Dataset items
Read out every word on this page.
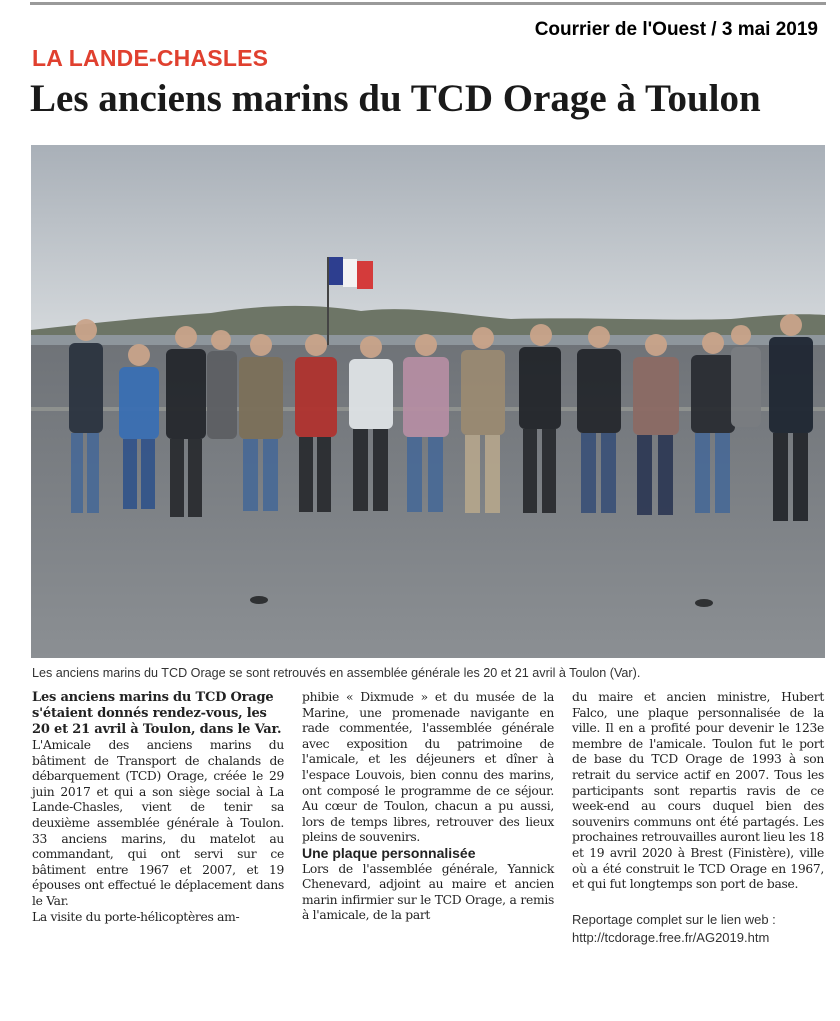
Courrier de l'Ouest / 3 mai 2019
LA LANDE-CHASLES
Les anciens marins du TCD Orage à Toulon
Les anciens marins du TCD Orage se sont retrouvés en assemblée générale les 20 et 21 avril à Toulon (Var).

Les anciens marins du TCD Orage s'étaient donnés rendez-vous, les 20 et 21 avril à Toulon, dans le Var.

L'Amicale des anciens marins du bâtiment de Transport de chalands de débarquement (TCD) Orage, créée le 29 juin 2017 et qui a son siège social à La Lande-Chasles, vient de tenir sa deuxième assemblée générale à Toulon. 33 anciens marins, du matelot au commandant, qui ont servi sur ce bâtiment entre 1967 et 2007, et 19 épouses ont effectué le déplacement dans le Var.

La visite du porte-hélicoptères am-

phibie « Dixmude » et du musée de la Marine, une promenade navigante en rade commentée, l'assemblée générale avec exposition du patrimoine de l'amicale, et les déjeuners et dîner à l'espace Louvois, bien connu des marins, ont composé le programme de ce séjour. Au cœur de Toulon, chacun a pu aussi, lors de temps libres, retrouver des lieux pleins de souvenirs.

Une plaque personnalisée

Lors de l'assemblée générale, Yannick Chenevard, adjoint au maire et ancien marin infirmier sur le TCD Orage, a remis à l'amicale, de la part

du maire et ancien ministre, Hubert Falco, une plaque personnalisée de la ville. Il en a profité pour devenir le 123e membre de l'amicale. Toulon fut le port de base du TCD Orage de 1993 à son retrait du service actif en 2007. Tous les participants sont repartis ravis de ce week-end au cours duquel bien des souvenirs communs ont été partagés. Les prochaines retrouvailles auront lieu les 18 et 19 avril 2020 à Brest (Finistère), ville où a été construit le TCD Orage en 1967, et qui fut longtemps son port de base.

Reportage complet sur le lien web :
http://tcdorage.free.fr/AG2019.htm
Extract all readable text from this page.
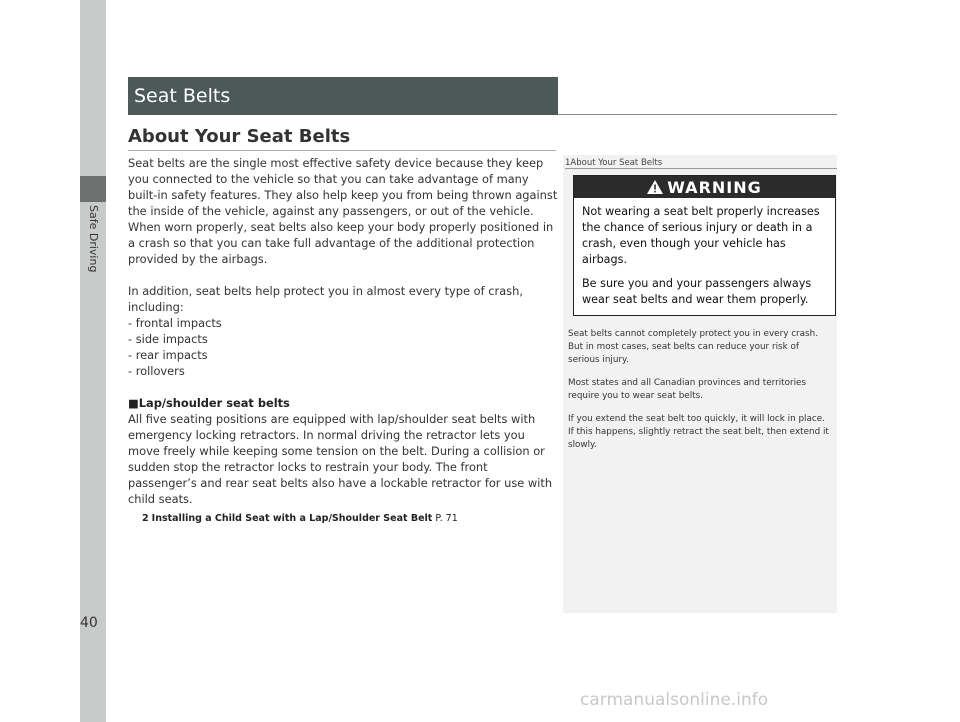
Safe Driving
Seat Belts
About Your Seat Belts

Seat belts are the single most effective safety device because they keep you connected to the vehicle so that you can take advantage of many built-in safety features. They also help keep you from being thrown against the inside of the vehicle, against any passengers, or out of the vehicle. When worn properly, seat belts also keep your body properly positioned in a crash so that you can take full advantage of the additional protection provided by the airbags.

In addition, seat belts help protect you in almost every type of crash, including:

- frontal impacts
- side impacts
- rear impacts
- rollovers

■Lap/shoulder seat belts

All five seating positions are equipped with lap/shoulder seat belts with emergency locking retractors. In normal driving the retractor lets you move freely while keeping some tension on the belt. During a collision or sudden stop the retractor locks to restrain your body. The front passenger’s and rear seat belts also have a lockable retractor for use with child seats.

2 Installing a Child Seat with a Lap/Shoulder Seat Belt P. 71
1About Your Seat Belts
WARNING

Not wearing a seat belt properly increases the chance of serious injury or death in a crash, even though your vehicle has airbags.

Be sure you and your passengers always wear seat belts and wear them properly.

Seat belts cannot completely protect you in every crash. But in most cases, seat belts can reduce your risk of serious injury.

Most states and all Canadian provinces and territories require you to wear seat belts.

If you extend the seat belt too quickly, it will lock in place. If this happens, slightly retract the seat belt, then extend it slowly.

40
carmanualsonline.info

---

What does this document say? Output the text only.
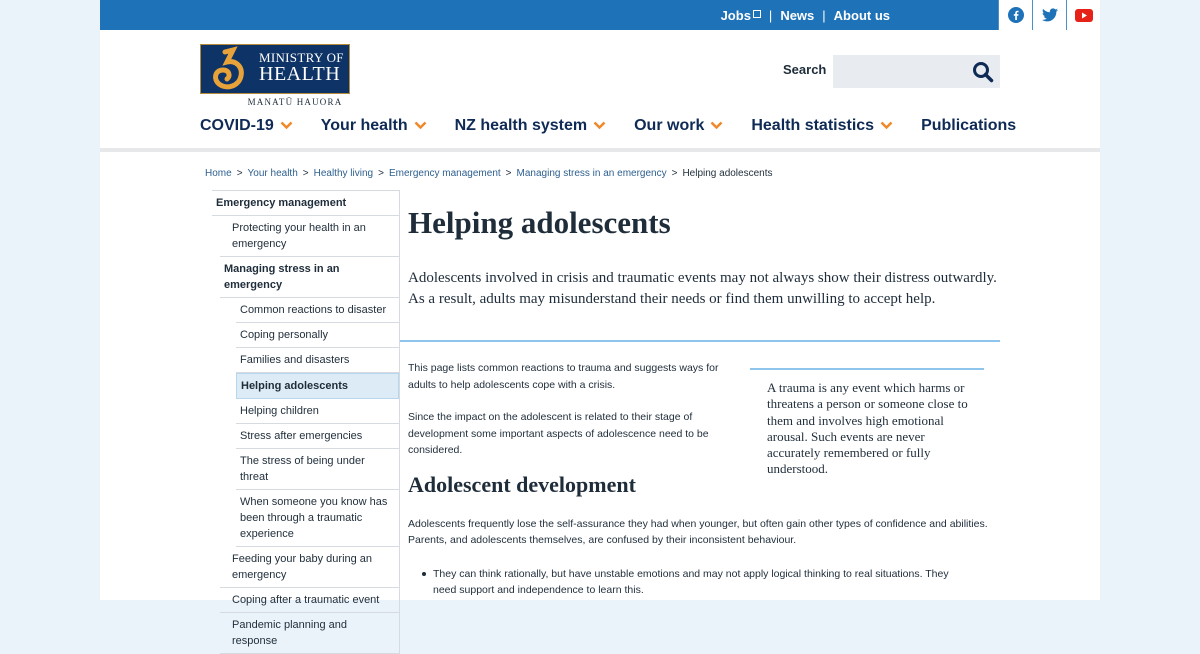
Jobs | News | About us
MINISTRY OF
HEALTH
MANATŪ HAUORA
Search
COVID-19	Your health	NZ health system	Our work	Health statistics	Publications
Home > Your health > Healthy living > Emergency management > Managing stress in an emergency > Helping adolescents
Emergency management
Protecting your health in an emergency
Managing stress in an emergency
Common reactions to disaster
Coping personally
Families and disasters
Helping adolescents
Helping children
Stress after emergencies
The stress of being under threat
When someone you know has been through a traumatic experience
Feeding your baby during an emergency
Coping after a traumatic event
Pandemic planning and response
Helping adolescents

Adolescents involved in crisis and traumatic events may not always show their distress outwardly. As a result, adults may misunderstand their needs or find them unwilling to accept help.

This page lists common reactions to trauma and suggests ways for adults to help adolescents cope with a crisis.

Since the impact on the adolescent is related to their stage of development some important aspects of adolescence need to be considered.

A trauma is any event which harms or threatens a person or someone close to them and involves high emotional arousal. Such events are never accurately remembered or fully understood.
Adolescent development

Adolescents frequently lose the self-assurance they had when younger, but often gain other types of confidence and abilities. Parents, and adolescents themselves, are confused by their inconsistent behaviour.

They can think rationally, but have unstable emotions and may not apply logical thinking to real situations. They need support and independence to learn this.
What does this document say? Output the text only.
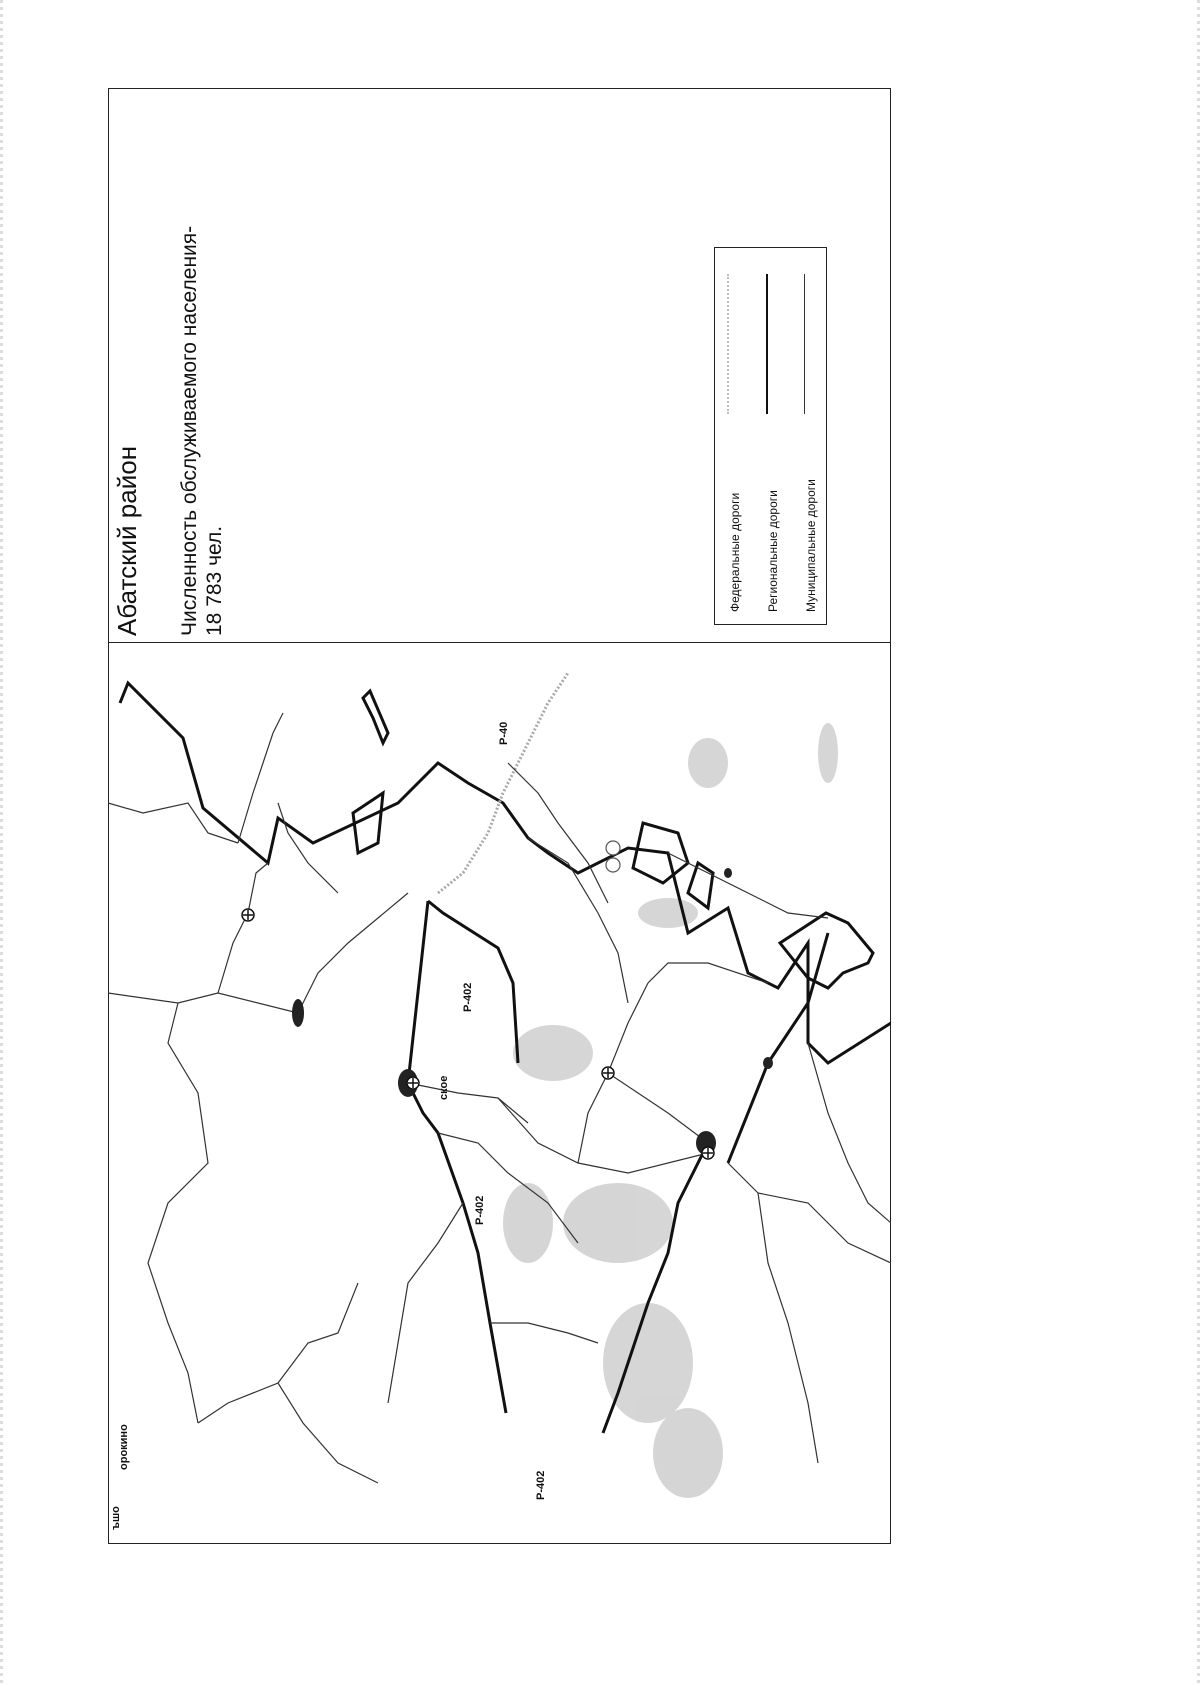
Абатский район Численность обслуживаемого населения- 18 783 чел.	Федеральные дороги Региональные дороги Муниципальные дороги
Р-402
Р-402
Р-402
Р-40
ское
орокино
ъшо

--

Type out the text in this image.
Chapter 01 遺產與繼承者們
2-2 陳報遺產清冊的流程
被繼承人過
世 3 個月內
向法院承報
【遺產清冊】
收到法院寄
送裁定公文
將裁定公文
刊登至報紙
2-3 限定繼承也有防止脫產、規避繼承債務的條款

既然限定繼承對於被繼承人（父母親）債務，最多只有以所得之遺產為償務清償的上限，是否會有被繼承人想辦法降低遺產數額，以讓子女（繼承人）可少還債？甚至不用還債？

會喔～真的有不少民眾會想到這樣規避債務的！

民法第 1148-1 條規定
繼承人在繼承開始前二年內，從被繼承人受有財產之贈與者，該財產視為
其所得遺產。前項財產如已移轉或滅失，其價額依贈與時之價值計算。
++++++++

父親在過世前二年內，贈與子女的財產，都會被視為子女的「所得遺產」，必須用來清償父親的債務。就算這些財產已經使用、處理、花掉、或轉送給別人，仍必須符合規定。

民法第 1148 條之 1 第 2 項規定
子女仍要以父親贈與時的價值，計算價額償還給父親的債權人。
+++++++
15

## Written exercise
Check every line in the material above for the string "always", then give only the number of lines that have it.

## Task response
2